▶ WRITTEN REQUEST
Return all of the data exactly as given.
== MATERIAL PROVIDED ==
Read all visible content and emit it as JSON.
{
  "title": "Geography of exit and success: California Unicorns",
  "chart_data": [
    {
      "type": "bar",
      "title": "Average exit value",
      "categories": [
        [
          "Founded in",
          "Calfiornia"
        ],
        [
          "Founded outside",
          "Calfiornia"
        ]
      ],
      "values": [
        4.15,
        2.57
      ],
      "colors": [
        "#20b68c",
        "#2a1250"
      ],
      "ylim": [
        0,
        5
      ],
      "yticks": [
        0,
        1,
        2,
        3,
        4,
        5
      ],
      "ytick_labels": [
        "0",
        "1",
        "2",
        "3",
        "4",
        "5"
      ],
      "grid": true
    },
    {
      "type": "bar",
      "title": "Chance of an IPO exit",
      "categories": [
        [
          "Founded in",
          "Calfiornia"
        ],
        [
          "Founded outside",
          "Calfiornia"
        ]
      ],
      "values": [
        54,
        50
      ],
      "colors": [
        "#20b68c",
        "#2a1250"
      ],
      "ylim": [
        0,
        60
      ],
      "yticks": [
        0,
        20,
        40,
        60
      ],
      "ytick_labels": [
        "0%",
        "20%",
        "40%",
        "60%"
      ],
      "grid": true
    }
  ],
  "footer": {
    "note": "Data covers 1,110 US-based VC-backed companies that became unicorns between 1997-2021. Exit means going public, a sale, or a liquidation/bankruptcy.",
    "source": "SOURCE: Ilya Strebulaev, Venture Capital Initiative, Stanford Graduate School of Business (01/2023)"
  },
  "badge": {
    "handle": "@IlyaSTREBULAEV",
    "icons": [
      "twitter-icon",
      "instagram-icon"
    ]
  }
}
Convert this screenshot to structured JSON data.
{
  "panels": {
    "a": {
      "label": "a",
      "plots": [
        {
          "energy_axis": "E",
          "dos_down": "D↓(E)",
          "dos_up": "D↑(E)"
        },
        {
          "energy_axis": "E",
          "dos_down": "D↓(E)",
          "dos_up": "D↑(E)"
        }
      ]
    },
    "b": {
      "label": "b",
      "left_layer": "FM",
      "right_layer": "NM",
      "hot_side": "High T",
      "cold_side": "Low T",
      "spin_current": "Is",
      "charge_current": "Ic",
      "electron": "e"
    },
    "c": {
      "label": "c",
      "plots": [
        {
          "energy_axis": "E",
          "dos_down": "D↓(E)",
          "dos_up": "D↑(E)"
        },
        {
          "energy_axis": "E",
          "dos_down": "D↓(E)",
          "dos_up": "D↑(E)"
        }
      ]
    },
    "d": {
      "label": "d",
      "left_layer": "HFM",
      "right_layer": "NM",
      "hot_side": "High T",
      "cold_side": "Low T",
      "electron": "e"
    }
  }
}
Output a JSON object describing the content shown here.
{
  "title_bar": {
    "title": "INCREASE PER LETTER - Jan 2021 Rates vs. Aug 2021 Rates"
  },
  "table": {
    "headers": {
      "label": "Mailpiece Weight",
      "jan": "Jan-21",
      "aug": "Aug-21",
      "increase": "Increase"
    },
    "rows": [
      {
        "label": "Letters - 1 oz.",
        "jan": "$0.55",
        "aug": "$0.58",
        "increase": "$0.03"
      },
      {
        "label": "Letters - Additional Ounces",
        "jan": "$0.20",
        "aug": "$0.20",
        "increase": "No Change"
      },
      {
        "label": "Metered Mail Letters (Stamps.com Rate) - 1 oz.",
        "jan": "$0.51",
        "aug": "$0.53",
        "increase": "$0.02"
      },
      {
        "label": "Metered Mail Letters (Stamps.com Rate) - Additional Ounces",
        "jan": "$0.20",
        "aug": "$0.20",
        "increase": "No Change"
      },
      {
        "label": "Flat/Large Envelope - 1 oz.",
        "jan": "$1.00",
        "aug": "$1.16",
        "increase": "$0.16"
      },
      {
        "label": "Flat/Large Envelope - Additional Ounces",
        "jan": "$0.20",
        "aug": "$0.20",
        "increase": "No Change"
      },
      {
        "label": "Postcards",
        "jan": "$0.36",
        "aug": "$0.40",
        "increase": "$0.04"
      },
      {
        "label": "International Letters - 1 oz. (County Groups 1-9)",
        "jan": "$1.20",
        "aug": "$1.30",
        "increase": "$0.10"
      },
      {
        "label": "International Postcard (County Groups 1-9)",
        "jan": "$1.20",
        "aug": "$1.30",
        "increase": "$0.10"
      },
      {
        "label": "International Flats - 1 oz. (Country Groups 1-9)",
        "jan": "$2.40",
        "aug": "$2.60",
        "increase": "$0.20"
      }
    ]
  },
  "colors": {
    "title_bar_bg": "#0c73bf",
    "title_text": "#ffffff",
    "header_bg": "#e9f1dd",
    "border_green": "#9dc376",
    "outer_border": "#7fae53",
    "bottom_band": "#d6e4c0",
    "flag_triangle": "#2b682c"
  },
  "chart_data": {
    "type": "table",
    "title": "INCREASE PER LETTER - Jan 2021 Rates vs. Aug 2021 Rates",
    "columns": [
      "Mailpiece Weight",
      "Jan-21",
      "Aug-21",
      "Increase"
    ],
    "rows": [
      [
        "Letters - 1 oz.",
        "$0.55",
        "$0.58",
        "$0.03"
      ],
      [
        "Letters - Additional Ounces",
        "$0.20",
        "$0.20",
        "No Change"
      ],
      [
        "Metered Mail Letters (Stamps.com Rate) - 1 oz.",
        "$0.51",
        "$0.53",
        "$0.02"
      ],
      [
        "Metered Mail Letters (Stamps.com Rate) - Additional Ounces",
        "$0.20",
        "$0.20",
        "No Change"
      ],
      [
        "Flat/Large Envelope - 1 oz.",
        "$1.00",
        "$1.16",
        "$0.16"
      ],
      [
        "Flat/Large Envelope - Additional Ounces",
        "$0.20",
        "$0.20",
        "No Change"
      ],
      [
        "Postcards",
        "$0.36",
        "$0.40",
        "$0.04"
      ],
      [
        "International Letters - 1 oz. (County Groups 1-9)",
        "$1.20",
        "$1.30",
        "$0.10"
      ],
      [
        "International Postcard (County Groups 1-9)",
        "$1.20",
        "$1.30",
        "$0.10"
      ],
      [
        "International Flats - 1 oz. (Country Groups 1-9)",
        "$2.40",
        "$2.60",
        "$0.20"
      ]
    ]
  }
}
===
▶ WRITTEN SOLUTION
Read all visible content and emit it as JSON.
{
  "title": "Geography of exit and success: California Unicorns",
  "chart_data": [
    {
      "type": "bar",
      "title": "Average exit value",
      "categories": [
        [
          "Founded in",
          "Calfiornia"
        ],
        [
          "Founded outside",
          "Calfiornia"
        ]
      ],
      "values": [
        4.15,
        2.57
      ],
      "colors": [
        "#20b68c",
        "#2a1250"
      ],
      "ylim": [
        0,
        5
      ],
      "yticks": [
        0,
        1,
        2,
        3,
        4,
        5
      ],
      "ytick_labels": [
        "0",
        "1",
        "2",
        "3",
        "4",
        "5"
      ],
      "grid": true
    },
    {
      "type": "bar",
      "title": "Chance of an IPO exit",
      "categories": [
        [
          "Founded in",
          "Calfiornia"
        ],
        [
          "Founded outside",
          "Calfiornia"
        ]
      ],
      "values": [
        54,
        50
      ],
      "colors": [
        "#20b68c",
        "#2a1250"
      ],
      "ylim": [
        0,
        60
      ],
      "yticks": [
        0,
        20,
        40,
        60
      ],
      "ytick_labels": [
        "0%",
        "20%",
        "40%",
        "60%"
      ],
      "grid": true
    }
  ],
  "footer": {
    "note": "Data covers 1,110 US-based VC-backed companies that became unicorns between 1997-2021. Exit means going public, a sale, or a liquidation/bankruptcy.",
    "source": "SOURCE: Ilya Strebulaev, Venture Capital Initiative, Stanford Graduate School of Business (01/2023)"
  },
  "badge": {
    "handle": "@IlyaSTREBULAEV",
    "icons": [
      "twitter-icon",
      "instagram-icon"
    ]
  }
}
Convert this screenshot to structured JSON data.
{
  "panels": {
    "a": {
      "label": "a",
      "plots": [
        {
          "energy_axis": "E",
          "dos_down": "D↓(E)",
          "dos_up": "D↑(E)"
        },
        {
          "energy_axis": "E",
          "dos_down": "D↓(E)",
          "dos_up": "D↑(E)"
        }
      ]
    },
    "b": {
      "label": "b",
      "left_layer": "FM",
      "right_layer": "NM",
      "hot_side": "High T",
      "cold_side": "Low T",
      "spin_current": "Is",
      "charge_current": "Ic",
      "electron": "e"
    },
    "c": {
      "label": "c",
      "plots": [
        {
          "energy_axis": "E",
          "dos_down": "D↓(E)",
          "dos_up": "D↑(E)"
        },
        {
          "energy_axis": "E",
          "dos_down": "D↓(E)",
          "dos_up": "D↑(E)"
        }
      ]
    },
    "d": {
      "label": "d",
      "left_layer": "HFM",
      "right_layer": "NM",
      "hot_side": "High T",
      "cold_side": "Low T",
      "electron": "e"
    }
  }
}
Output a JSON object describing the content shown here.
{
  "title_bar": {
    "title": "INCREASE PER LETTER - Jan 2021 Rates vs. Aug 2021 Rates"
  },
  "table": {
    "headers": {
      "label": "Mailpiece Weight",
      "jan": "Jan-21",
      "aug": "Aug-21",
      "increase": "Increase"
    },
    "rows": [
      {
        "label": "Letters - 1 oz.",
        "jan": "$0.55",
        "aug": "$0.58",
        "increase": "$0.03"
      },
      {
        "label": "Letters - Additional Ounces",
        "jan": "$0.20",
        "aug": "$0.20",
        "increase": "No Change"
      },
      {
        "label": "Metered Mail Letters (Stamps.com Rate) - 1 oz.",
        "jan": "$0.51",
        "aug": "$0.53",
        "increase": "$0.02"
      },
      {
        "label": "Metered Mail Letters (Stamps.com Rate) - Additional Ounces",
        "jan": "$0.20",
        "aug": "$0.20",
        "increase": "No Change"
      },
      {
        "label": "Flat/Large Envelope - 1 oz.",
        "jan": "$1.00",
        "aug": "$1.16",
        "increase": "$0.16"
      },
      {
        "label": "Flat/Large Envelope - Additional Ounces",
        "jan": "$0.20",
        "aug": "$0.20",
        "increase": "No Change"
      },
      {
        "label": "Postcards",
        "jan": "$0.36",
        "aug": "$0.40",
        "increase": "$0.04"
      },
      {
        "label": "International Letters - 1 oz. (County Groups 1-9)",
        "jan": "$1.20",
        "aug": "$1.30",
        "increase": "$0.10"
      },
      {
        "label": "International Postcard (County Groups 1-9)",
        "jan": "$1.20",
        "aug": "$1.30",
        "increase": "$0.10"
      },
      {
        "label": "International Flats - 1 oz. (Country Groups 1-9)",
        "jan": "$2.40",
        "aug": "$2.60",
        "increase": "$0.20"
      }
    ]
  },
  "colors": {
    "title_bar_bg": "#0c73bf",
    "title_text": "#ffffff",
    "header_bg": "#e9f1dd",
    "border_green": "#9dc376",
    "outer_border": "#7fae53",
    "bottom_band": "#d6e4c0",
    "flag_triangle": "#2b682c"
  },
  "chart_data": {
    "type": "table",
    "title": "INCREASE PER LETTER - Jan 2021 Rates vs. Aug 2021 Rates",
    "columns": [
      "Mailpiece Weight",
      "Jan-21",
      "Aug-21",
      "Increase"
    ],
    "rows": [
      [
        "Letters - 1 oz.",
        "$0.55",
        "$0.58",
        "$0.03"
      ],
      [
        "Letters - Additional Ounces",
        "$0.20",
        "$0.20",
        "No Change"
      ],
      [
        "Metered Mail Letters (Stamps.com Rate) - 1 oz.",
        "$0.51",
        "$0.53",
        "$0.02"
      ],
      [
        "Metered Mail Letters (Stamps.com Rate) - Additional Ounces",
        "$0.20",
        "$0.20",
        "No Change"
      ],
      [
        "Flat/Large Envelope - 1 oz.",
        "$1.00",
        "$1.16",
        "$0.16"
      ],
      [
        "Flat/Large Envelope - Additional Ounces",
        "$0.20",
        "$0.20",
        "No Change"
      ],
      [
        "Postcards",
        "$0.36",
        "$0.40",
        "$0.04"
      ],
      [
        "International Letters - 1 oz. (County Groups 1-9)",
        "$1.20",
        "$1.30",
        "$0.10"
      ],
      [
        "International Postcard (County Groups 1-9)",
        "$1.20",
        "$1.30",
        "$0.10"
      ],
      [
        "International Flats - 1 oz. (Country Groups 1-9)",
        "$2.40",
        "$2.60",
        "$0.20"
      ]
    ]
  }
}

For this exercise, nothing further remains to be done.